Read Linda Adams Hoyles Oral History Interview:
http://spec.lib.vt.edu/archives/blackwomen/adams.htm

Learn more about the experiences of Virginia Tech’s first black students:
http://www.vtmag.vt.edu/sum14/trailblazers-black-alumni-60s-70s.html

I. J. (Jack) Good: Virginia Tech’s Own Bletchley Park Connection


Enigma, Ultra, Alan Turing, Bletchley Park, the British efforts to break German codes in World War II. Maybe you’ve seen or are waiting to see the 2014 movie, The Imitation Game, which tells part of this story with Turing, quite rightly, as its central character. Perhaps you became aware of this highly classified historical episode when the secrecy surrounding it gave way to public sensation in the early 1970s, almost thirty years after the end of the war . . . or in the many books and movies that have followed. An interest in wartime history, cryptography, or the early development of computers provide only a few of the possible avenues into the story. But did you know that one of the primary characters in that story, a mathematician who earned a Ph.D from Cambridge in 1941 with a paper on topological dimension, was a professor of statistics at Virginia Tech from 1967 until his retirement in 1994, and lived in Blacksburg until his death just a few years ago at the age of 92? Maybe you did, but I didn’t. His name was I. J. Good, known as Jack.

### Given entries
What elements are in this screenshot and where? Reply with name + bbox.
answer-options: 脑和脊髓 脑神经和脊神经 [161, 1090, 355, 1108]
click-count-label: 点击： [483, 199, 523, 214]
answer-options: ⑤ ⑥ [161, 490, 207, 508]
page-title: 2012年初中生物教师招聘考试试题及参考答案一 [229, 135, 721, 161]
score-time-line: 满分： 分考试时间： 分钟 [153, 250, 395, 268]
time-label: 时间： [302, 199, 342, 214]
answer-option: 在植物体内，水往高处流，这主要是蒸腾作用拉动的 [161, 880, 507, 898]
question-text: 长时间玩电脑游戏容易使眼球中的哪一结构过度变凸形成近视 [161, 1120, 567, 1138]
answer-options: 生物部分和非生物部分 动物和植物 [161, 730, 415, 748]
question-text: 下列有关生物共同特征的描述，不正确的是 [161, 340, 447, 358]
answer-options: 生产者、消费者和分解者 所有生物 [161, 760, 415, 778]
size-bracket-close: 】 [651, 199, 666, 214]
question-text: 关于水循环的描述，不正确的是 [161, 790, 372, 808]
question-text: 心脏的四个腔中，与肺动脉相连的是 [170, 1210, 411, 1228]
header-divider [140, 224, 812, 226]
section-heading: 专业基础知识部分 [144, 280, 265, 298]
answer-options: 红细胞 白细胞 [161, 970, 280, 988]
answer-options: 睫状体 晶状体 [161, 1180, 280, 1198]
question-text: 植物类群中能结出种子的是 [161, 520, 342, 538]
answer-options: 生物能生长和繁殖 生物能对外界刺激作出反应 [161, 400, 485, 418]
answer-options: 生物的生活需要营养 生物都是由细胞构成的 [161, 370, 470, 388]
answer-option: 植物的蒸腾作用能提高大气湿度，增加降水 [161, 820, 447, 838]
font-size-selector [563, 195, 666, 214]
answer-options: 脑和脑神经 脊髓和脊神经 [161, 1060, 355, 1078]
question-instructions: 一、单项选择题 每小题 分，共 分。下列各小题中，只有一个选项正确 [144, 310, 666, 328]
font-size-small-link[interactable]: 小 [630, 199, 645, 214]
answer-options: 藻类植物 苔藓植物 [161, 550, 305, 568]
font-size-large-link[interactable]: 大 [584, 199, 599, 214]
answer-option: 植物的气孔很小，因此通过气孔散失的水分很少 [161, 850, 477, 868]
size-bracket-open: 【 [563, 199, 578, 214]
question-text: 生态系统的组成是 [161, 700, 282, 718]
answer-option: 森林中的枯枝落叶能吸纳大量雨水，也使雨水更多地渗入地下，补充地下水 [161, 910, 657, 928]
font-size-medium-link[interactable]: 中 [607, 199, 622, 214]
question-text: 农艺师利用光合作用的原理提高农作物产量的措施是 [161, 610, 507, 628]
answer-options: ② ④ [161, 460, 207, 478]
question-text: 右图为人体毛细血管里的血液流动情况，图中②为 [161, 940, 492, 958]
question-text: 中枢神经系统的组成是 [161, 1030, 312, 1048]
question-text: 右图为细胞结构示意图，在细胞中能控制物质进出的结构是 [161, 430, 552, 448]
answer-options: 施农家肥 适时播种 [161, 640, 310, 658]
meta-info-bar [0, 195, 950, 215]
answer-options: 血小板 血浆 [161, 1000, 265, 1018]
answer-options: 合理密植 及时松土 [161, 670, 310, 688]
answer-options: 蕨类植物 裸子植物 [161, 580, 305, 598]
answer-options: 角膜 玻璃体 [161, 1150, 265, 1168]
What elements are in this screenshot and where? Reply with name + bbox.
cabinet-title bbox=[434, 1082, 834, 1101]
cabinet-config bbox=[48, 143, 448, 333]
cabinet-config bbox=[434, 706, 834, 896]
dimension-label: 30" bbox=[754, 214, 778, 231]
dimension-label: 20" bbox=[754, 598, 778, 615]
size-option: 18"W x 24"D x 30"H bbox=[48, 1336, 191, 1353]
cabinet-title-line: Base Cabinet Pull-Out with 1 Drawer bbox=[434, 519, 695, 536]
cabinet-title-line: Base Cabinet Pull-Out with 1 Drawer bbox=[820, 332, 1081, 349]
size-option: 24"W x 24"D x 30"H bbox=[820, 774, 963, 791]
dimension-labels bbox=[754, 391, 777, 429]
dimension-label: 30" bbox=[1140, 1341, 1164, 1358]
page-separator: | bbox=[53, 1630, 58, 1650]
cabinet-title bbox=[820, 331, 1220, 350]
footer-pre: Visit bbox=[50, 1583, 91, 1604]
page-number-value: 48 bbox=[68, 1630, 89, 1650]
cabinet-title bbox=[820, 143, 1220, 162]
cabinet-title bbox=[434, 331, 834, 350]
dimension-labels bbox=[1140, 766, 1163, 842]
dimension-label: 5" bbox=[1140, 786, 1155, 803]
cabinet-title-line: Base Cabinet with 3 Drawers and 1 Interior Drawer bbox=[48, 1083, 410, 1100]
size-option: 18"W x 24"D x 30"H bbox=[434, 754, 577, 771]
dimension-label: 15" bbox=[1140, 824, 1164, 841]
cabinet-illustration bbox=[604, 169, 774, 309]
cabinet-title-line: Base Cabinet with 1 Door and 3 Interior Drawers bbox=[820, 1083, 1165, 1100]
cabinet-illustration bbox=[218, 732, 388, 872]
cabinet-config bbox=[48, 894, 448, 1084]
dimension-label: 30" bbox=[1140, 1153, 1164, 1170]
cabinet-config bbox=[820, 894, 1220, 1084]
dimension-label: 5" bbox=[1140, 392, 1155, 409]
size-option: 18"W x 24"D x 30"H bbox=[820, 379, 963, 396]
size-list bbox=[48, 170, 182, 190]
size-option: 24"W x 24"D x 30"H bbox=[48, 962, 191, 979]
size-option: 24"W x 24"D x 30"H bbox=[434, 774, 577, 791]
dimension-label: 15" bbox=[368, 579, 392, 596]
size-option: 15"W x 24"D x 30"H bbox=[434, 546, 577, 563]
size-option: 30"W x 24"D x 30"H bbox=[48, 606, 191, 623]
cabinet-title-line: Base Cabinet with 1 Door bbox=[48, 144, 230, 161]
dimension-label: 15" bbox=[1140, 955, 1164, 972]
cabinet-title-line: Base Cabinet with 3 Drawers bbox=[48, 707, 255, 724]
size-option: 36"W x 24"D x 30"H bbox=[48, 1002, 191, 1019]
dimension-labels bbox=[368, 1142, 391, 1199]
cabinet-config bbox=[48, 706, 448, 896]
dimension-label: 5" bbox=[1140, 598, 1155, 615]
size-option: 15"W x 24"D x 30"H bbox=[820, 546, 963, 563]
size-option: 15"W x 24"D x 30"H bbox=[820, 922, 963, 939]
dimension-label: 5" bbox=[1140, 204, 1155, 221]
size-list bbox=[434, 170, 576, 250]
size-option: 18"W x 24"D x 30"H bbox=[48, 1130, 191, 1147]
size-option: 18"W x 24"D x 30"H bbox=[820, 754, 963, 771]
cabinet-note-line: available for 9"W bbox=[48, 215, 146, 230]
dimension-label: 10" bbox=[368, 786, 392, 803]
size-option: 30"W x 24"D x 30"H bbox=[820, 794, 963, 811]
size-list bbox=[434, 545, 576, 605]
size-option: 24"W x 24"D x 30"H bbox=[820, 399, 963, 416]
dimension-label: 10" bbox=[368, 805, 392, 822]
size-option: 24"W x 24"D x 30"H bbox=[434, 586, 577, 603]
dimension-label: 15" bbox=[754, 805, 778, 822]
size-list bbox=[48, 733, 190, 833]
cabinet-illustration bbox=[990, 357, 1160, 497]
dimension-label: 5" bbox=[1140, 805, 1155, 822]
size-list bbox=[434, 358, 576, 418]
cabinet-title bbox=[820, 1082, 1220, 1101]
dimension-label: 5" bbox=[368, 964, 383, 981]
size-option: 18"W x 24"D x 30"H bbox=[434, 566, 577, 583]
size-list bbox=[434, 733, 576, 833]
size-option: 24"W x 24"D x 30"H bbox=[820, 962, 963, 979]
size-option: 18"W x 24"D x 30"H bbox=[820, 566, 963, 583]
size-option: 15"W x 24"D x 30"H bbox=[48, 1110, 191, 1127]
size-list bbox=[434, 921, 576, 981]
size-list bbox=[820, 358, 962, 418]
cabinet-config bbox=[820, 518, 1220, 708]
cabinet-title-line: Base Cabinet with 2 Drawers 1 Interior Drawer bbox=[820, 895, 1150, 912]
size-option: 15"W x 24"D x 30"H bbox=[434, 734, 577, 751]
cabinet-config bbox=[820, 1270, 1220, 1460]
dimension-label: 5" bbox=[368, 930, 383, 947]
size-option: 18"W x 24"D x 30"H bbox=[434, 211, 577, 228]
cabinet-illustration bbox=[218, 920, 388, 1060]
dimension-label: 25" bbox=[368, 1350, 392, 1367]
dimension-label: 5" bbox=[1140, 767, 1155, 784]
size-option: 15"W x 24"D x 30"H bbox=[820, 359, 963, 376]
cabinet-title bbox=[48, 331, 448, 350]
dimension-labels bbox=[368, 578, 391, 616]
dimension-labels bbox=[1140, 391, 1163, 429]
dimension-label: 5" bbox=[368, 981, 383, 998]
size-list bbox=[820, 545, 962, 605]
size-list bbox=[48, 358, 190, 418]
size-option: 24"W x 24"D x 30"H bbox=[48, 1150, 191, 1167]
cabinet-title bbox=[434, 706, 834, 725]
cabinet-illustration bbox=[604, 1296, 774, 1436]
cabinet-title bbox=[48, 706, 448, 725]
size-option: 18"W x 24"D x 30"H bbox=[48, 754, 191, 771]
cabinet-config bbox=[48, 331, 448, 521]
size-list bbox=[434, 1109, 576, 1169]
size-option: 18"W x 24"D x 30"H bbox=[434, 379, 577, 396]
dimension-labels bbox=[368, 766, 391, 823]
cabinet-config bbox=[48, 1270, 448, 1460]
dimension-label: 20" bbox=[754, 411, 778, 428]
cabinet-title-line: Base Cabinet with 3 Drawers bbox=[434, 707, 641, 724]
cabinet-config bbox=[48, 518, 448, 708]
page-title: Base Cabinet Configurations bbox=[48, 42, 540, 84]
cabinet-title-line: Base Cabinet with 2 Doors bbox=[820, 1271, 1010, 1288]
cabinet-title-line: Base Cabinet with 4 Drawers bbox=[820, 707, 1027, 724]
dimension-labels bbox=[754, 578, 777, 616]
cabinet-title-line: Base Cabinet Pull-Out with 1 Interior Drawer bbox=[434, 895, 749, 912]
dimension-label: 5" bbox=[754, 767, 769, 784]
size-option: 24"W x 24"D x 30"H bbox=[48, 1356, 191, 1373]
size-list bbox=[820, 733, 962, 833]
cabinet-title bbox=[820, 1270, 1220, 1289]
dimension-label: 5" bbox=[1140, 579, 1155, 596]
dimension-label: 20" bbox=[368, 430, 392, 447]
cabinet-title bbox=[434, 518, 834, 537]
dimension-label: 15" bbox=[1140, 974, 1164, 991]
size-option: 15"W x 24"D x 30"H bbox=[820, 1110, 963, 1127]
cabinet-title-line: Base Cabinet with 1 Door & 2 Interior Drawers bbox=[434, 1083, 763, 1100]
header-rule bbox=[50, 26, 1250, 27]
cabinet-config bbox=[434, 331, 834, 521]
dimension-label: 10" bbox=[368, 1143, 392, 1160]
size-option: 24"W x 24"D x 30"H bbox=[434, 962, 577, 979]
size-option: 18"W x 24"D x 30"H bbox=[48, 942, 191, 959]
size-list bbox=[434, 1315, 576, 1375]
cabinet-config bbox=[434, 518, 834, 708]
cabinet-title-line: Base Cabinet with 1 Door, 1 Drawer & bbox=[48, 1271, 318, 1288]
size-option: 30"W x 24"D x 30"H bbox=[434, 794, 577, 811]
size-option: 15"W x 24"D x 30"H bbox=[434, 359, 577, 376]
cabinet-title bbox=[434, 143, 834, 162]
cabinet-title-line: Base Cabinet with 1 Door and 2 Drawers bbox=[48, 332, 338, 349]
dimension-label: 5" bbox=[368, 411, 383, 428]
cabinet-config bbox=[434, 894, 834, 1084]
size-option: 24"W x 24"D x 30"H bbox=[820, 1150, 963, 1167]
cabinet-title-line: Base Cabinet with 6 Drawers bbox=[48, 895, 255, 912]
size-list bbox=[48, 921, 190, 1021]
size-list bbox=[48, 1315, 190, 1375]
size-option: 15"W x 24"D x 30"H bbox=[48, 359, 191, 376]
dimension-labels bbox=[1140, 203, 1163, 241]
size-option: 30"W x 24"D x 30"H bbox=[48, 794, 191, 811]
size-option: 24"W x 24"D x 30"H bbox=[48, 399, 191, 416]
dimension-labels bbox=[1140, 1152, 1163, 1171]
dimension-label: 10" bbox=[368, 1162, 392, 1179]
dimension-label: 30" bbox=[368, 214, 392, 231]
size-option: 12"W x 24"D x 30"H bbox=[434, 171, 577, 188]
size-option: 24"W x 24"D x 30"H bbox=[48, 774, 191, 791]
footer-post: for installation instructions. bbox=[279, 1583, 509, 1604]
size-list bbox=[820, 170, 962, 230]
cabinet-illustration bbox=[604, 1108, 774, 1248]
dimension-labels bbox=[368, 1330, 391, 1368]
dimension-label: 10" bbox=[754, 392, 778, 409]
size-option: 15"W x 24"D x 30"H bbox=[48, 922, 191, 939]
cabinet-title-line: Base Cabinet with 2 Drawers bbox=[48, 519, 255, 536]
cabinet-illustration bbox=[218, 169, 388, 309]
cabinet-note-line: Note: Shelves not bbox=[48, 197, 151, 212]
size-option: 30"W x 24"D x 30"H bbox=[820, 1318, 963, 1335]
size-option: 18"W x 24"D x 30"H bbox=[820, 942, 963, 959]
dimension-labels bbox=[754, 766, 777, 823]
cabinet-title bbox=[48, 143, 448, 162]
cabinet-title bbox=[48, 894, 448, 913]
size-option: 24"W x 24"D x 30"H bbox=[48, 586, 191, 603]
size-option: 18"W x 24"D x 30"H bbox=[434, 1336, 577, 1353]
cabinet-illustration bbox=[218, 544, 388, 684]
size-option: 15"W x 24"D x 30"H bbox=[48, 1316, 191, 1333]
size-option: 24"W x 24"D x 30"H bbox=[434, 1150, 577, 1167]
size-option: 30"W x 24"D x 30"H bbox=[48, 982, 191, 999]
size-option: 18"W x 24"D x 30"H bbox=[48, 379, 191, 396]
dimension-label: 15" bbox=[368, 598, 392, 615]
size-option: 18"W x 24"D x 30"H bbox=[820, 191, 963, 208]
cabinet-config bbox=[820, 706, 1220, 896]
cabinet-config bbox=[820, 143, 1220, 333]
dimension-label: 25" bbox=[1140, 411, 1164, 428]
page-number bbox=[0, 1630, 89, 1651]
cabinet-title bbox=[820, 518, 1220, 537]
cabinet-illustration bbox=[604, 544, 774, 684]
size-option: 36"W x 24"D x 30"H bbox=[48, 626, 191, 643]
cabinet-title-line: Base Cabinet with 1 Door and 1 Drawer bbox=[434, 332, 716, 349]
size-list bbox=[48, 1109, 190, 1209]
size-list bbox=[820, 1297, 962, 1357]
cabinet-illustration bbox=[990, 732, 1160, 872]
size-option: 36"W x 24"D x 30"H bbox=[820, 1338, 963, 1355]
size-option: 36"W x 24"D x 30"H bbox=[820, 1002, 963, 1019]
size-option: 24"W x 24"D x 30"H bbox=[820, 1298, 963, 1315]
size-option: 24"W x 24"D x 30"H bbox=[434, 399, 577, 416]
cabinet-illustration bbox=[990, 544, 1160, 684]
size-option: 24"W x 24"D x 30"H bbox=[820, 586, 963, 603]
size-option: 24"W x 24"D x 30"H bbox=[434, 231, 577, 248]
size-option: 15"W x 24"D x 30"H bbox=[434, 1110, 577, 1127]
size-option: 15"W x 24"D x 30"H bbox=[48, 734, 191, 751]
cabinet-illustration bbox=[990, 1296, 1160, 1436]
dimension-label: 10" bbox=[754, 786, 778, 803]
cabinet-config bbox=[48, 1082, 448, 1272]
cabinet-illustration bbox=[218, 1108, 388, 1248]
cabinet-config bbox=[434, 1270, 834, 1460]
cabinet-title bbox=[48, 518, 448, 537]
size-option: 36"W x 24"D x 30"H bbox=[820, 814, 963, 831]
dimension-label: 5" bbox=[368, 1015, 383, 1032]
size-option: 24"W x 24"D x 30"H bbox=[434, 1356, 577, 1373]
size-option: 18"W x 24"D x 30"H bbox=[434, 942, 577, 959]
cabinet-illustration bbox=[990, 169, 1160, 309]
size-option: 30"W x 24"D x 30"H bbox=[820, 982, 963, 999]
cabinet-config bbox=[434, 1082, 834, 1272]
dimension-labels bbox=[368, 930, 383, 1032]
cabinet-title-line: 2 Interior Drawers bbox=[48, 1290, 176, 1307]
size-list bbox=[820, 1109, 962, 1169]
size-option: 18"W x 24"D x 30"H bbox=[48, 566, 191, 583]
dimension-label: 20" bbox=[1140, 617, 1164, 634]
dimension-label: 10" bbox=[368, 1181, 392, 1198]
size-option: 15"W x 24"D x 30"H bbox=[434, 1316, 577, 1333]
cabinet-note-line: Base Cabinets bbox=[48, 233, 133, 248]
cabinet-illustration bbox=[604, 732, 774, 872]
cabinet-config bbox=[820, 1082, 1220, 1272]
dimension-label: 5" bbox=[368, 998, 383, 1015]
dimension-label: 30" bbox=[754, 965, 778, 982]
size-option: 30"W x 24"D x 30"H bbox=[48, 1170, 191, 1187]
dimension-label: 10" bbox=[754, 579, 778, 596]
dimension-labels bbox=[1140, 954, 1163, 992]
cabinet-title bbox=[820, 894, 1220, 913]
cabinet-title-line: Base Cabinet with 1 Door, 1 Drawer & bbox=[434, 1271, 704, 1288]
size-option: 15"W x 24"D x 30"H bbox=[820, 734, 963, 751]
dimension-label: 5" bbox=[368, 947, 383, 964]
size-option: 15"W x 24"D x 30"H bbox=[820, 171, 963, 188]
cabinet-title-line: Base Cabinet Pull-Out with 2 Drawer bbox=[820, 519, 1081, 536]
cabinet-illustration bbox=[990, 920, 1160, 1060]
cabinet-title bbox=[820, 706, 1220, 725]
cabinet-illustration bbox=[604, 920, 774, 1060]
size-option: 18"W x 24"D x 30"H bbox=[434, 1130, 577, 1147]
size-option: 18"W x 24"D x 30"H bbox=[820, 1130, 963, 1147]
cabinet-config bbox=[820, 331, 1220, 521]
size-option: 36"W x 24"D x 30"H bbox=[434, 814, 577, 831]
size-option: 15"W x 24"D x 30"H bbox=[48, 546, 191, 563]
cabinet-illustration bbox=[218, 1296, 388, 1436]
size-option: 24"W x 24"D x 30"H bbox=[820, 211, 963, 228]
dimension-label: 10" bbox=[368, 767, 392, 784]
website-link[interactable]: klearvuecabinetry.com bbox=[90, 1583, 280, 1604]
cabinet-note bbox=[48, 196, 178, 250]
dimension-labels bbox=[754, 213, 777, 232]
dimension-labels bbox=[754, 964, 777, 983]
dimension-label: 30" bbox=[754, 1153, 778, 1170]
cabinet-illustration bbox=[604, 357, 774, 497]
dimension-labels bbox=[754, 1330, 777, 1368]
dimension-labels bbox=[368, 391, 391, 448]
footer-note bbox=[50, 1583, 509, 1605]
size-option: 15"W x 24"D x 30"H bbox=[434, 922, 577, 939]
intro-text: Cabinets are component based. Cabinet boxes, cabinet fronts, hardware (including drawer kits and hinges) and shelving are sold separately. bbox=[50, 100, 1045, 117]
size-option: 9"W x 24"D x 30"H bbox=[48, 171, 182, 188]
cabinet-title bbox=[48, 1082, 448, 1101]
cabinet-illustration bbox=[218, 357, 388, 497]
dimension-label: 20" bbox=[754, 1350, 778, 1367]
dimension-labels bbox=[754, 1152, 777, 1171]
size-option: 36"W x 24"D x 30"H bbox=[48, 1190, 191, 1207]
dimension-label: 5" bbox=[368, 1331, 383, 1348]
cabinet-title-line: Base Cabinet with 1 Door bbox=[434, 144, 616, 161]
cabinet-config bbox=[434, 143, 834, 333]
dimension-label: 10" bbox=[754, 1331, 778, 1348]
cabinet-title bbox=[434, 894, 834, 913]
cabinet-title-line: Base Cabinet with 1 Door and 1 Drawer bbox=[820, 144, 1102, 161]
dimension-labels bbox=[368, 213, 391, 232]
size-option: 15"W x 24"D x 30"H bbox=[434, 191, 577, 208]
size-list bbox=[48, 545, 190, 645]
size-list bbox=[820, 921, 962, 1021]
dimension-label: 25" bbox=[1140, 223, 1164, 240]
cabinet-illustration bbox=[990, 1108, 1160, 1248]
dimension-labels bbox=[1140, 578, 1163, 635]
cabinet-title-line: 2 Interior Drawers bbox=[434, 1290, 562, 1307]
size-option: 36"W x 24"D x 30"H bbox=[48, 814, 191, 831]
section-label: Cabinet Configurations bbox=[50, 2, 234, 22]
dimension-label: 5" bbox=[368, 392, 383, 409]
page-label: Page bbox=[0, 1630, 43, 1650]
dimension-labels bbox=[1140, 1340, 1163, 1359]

### Explore the material
1/ In the passage about I. J. Good, why might a reader have first learned of the British code-breaking effort only in the early 1970s? Answer in one to three sentences.
2/ According to the passage about I. J. Good, during what years was he a professor of statistics at Virginia Tech?

### Completed exercise
1/ The effort was a highly classified episode. Its secrecy gave way to public sensation only in the early 1970s, almost thirty years after the war ended.

2/ From 1967 until his retirement in 1994.